- **Given instruction**:
Every line with the word "Cookies" in it should be extracted from the data that follows.

Saved data entries
|---|

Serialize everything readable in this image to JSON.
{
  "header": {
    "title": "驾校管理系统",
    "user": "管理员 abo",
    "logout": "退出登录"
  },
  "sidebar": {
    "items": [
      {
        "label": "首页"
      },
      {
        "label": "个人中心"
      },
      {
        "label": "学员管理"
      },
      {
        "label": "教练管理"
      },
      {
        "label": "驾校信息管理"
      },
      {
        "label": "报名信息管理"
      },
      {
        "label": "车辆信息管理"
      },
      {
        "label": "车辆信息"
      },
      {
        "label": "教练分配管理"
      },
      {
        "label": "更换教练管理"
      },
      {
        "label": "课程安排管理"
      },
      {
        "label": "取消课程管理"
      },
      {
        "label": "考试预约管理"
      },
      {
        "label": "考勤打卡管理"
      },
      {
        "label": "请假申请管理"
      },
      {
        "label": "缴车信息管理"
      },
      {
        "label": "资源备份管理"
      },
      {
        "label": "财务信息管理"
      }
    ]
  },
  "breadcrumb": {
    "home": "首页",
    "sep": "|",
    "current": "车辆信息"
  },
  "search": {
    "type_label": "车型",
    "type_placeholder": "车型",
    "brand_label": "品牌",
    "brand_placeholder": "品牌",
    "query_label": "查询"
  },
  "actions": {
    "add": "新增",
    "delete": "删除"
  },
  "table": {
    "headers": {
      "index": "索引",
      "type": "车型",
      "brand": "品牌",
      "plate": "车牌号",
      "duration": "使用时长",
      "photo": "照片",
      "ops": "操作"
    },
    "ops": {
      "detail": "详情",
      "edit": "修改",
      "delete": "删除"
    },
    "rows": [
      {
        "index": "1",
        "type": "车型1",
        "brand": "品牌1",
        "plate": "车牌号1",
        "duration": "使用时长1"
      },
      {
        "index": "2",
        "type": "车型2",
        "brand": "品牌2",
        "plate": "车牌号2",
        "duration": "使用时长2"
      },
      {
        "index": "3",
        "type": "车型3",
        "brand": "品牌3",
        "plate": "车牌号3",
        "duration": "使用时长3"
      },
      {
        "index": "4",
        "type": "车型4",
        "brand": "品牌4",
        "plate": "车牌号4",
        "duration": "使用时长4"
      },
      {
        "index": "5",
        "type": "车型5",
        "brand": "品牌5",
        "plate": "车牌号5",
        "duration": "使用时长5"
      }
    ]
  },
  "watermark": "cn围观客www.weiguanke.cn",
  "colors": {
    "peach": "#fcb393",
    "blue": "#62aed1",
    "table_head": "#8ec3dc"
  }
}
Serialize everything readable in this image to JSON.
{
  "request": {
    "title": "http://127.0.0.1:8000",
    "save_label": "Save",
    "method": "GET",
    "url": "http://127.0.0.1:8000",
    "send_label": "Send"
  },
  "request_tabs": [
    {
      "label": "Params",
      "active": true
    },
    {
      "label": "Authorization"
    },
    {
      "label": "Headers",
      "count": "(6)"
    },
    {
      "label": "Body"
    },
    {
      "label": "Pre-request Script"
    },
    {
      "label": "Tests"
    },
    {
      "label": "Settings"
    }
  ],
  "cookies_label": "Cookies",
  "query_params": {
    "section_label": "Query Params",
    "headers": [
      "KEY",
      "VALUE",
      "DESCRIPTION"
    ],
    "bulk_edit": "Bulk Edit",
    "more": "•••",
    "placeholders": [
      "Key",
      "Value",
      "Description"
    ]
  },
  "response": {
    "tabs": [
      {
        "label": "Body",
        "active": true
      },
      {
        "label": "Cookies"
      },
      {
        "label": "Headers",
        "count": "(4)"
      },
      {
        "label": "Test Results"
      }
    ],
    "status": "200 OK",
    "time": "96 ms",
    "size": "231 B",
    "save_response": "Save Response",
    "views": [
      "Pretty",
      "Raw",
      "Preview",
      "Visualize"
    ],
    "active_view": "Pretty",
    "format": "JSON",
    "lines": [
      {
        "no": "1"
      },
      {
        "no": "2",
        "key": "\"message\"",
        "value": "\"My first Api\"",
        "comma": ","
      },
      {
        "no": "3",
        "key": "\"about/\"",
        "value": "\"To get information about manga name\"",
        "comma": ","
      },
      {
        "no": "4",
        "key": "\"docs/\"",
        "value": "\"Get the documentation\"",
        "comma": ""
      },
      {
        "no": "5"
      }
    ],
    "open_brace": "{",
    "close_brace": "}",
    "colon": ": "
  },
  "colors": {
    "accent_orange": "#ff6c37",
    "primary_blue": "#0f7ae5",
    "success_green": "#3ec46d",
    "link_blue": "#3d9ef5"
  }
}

|---|

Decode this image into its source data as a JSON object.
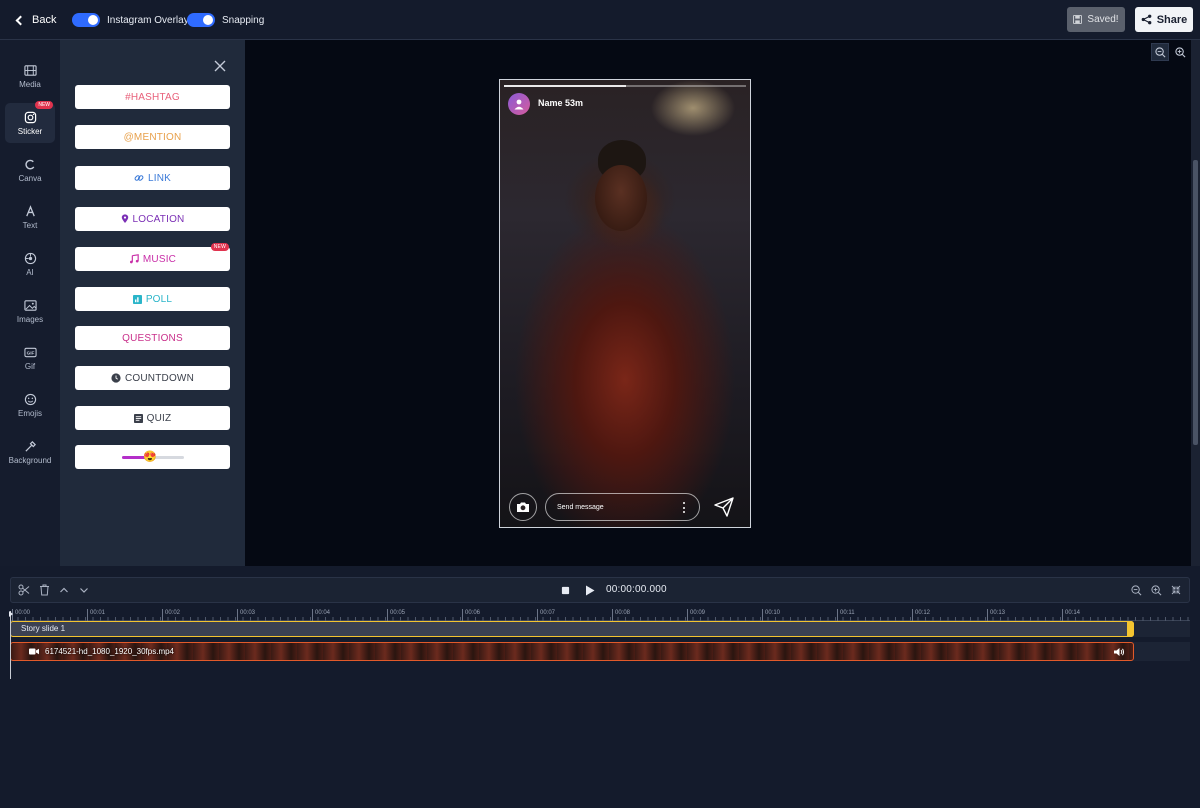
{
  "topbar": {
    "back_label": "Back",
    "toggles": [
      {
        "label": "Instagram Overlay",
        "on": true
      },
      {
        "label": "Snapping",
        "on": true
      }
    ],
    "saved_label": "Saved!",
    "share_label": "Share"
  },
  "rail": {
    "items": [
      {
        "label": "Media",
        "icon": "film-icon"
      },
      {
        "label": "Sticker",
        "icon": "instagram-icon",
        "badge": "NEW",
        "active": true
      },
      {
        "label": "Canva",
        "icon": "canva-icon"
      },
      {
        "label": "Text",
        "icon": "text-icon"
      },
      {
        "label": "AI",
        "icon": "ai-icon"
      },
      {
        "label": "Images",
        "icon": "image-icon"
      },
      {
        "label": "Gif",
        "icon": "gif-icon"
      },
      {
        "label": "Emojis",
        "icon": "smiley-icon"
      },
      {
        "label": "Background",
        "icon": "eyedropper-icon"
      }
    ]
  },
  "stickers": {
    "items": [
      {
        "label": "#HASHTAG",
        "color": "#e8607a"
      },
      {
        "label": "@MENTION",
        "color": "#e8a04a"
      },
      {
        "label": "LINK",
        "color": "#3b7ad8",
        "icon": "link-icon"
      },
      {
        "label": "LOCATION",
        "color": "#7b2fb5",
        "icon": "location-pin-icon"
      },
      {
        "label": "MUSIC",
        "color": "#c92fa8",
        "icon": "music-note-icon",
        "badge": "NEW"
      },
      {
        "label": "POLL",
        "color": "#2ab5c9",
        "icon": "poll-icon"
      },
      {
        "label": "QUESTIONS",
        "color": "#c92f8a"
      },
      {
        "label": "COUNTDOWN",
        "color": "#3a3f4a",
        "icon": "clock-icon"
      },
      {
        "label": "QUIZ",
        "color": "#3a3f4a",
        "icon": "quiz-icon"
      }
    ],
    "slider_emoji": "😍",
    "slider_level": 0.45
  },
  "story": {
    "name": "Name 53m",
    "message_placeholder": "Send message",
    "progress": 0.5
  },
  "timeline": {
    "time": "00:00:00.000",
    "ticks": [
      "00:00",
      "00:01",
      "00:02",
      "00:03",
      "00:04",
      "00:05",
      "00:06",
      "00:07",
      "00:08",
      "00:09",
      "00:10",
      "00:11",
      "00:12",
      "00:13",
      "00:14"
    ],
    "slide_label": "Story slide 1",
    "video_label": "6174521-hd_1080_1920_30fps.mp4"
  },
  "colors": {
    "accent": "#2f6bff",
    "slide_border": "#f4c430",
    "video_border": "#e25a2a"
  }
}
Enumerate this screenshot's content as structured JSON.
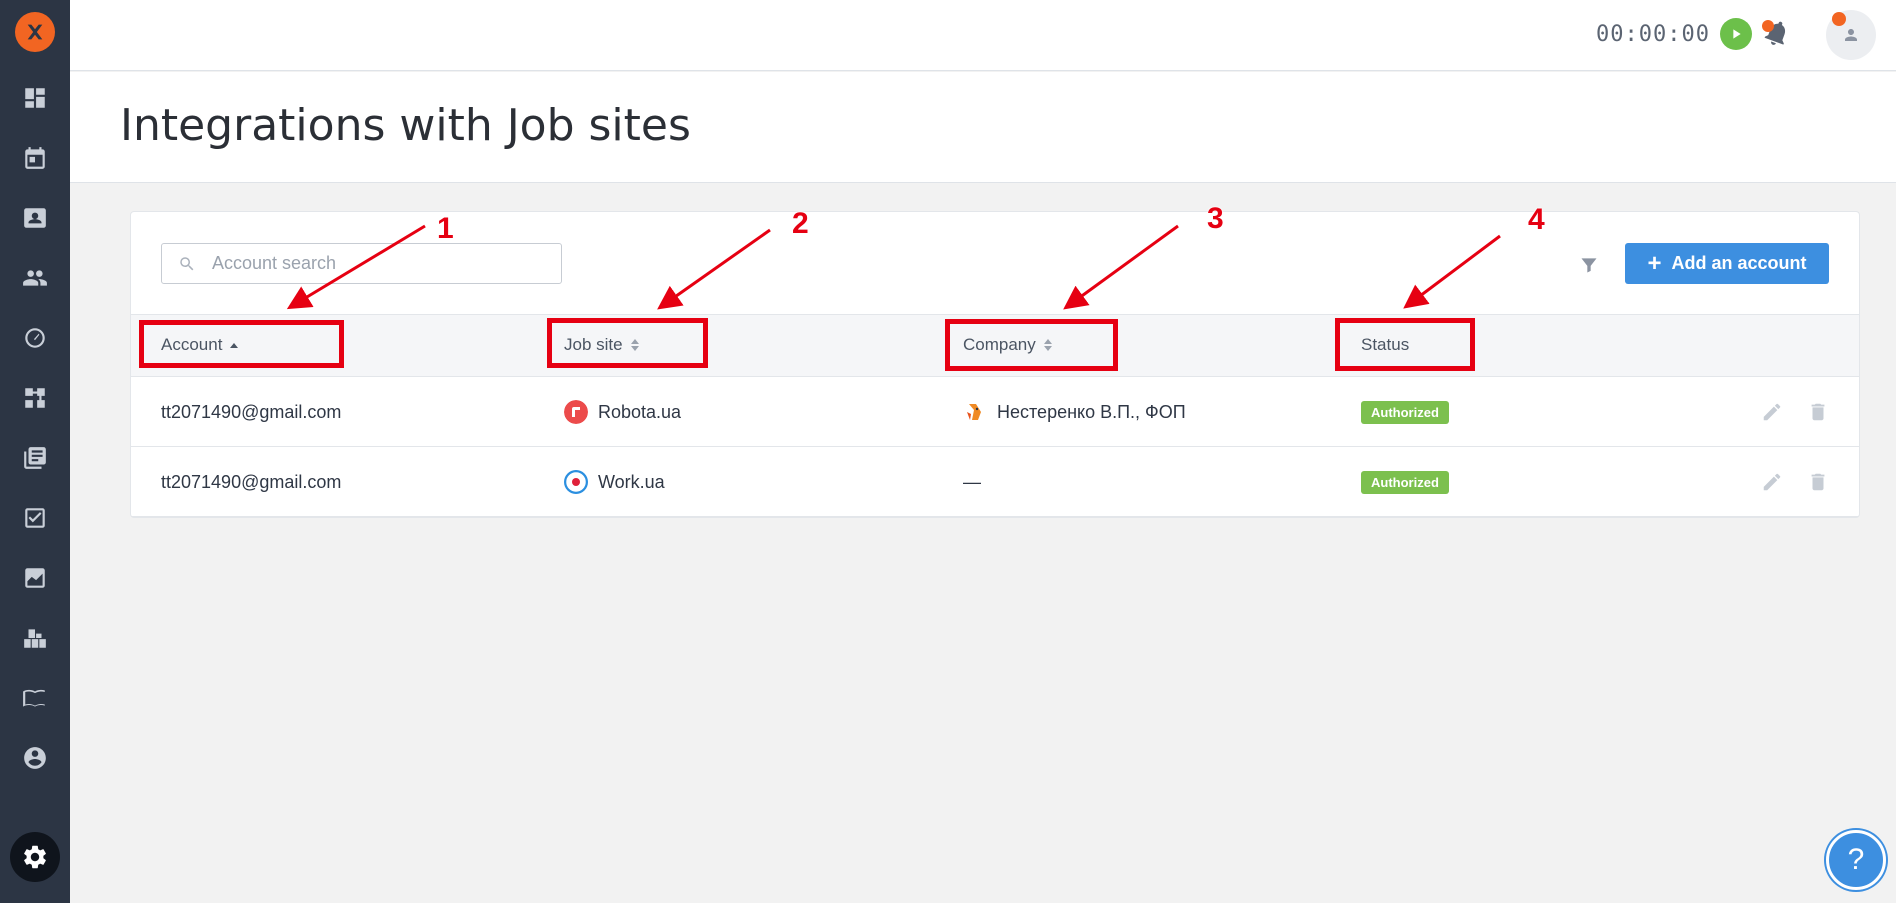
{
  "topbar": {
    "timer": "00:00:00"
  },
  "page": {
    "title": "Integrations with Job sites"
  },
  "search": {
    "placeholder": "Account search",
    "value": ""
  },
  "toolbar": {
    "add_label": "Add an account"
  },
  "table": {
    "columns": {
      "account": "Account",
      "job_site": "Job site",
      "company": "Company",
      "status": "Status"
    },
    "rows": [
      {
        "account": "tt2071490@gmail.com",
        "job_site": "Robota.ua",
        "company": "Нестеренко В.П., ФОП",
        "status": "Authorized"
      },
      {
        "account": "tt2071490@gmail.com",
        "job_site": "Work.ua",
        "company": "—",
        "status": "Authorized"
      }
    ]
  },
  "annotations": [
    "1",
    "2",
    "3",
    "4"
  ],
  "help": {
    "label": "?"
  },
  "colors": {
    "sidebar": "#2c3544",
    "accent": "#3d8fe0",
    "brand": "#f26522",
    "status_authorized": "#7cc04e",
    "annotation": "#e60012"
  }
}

|---|

- **Full output**:
  "cookies_label": "Cookies",
        "label": "Cookies"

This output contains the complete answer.